--- Begin Extracted entries ---

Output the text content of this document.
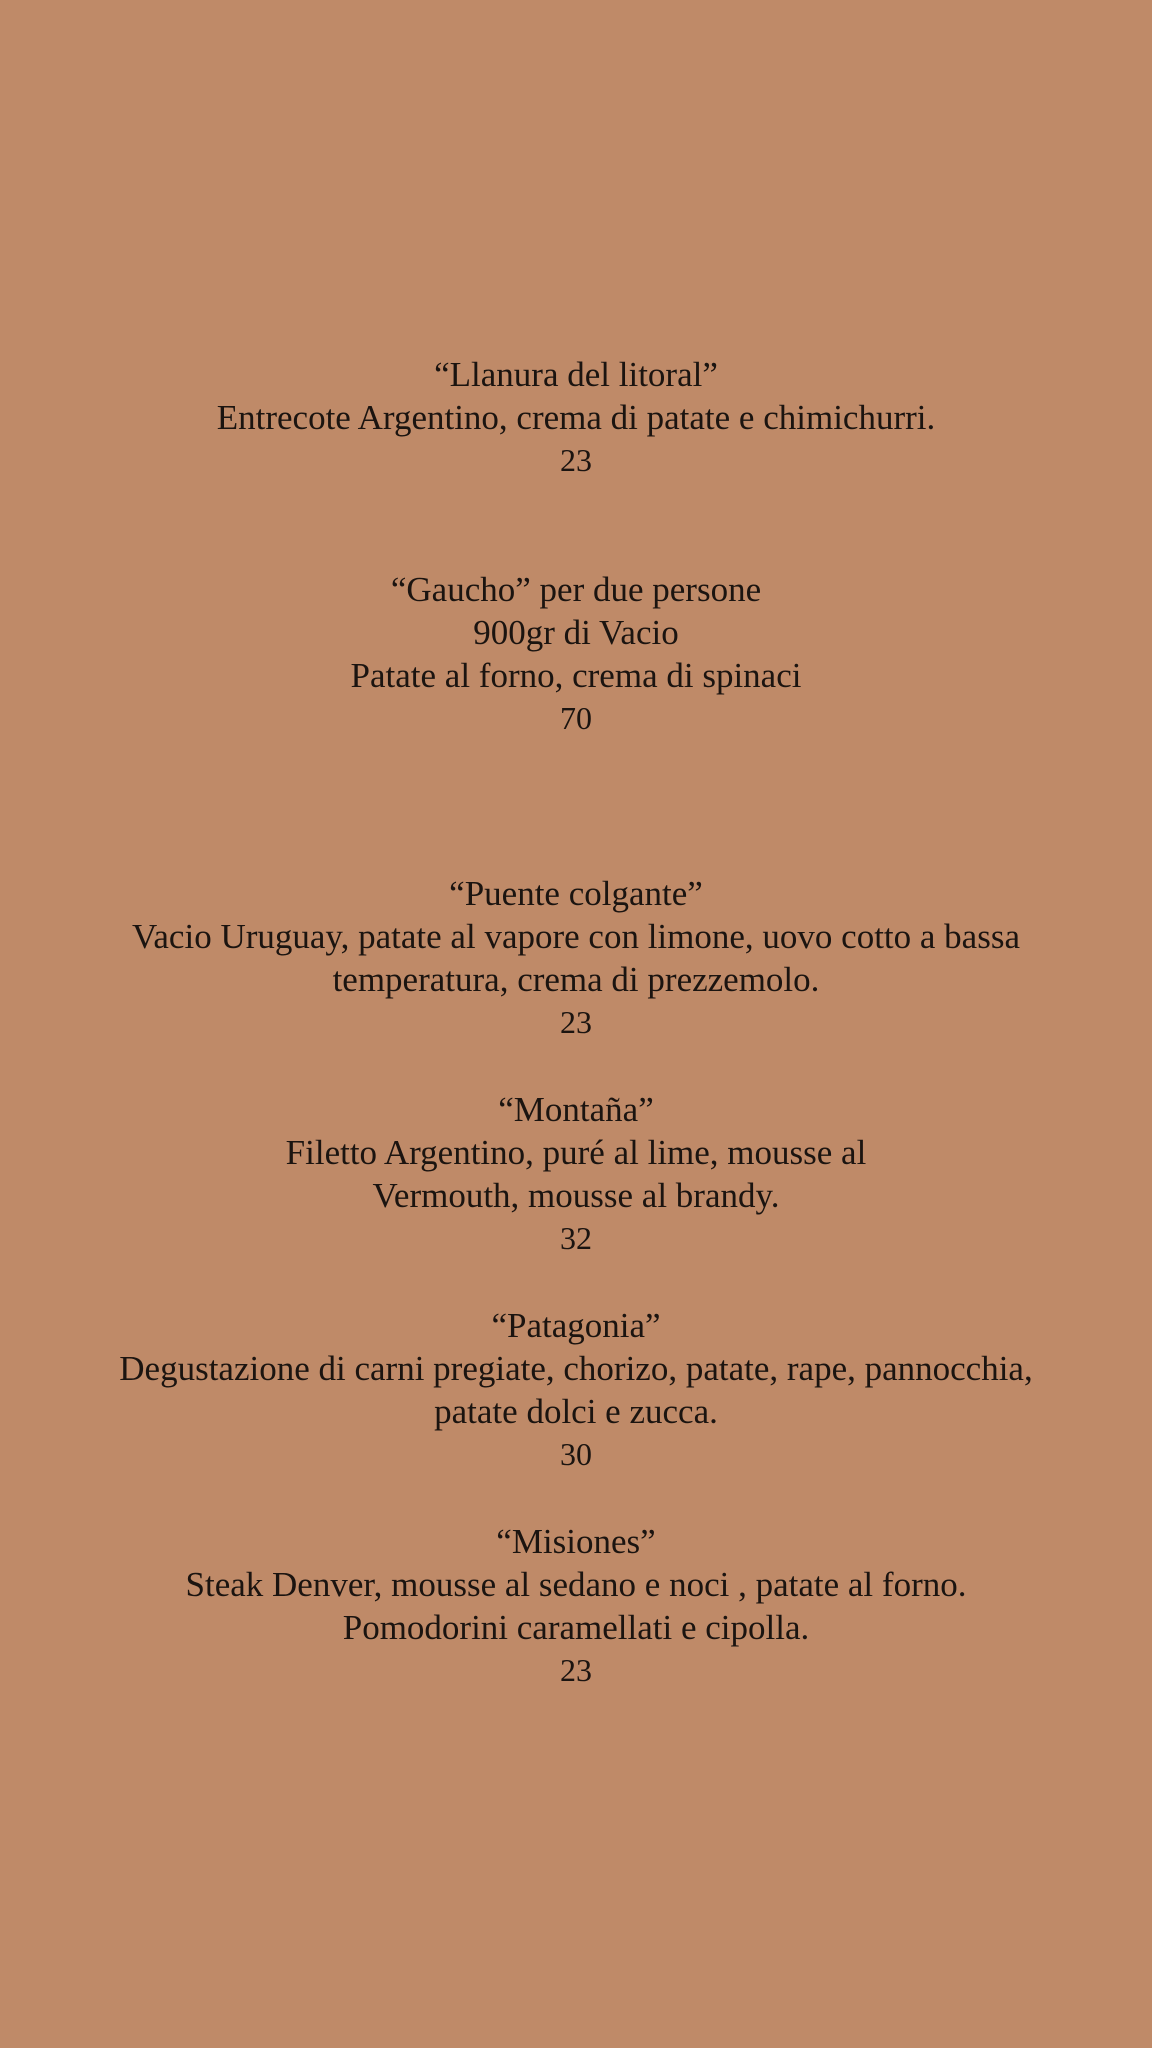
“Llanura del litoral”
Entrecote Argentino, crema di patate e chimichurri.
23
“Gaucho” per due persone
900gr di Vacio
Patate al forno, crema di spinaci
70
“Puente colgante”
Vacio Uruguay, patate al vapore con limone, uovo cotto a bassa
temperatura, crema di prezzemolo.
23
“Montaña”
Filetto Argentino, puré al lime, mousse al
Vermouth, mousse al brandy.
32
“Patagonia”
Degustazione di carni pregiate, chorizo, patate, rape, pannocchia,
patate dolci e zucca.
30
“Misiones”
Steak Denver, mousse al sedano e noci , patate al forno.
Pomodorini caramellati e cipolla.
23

--- End Extracted entries ---

◆ Exercise aim:
Reproduce each line exactly, please, except for any pictures.

◆ Exercise answer:
Output the text content of this document.
“Llanura del litoral”
Entrecote Argentino, crema di patate e chimichurri.
23
“Gaucho” per due persone
900gr di Vacio
Patate al forno, crema di spinaci
70
“Puente colgante”
Vacio Uruguay, patate al vapore con limone, uovo cotto a bassa
temperatura, crema di prezzemolo.
23
“Montaña”
Filetto Argentino, puré al lime, mousse al
Vermouth, mousse al brandy.
32
“Patagonia”
Degustazione di carni pregiate, chorizo, patate, rape, pannocchia,
patate dolci e zucca.
30
“Misiones”
Steak Denver, mousse al sedano e noci , patate al forno.
Pomodorini caramellati e cipolla.
23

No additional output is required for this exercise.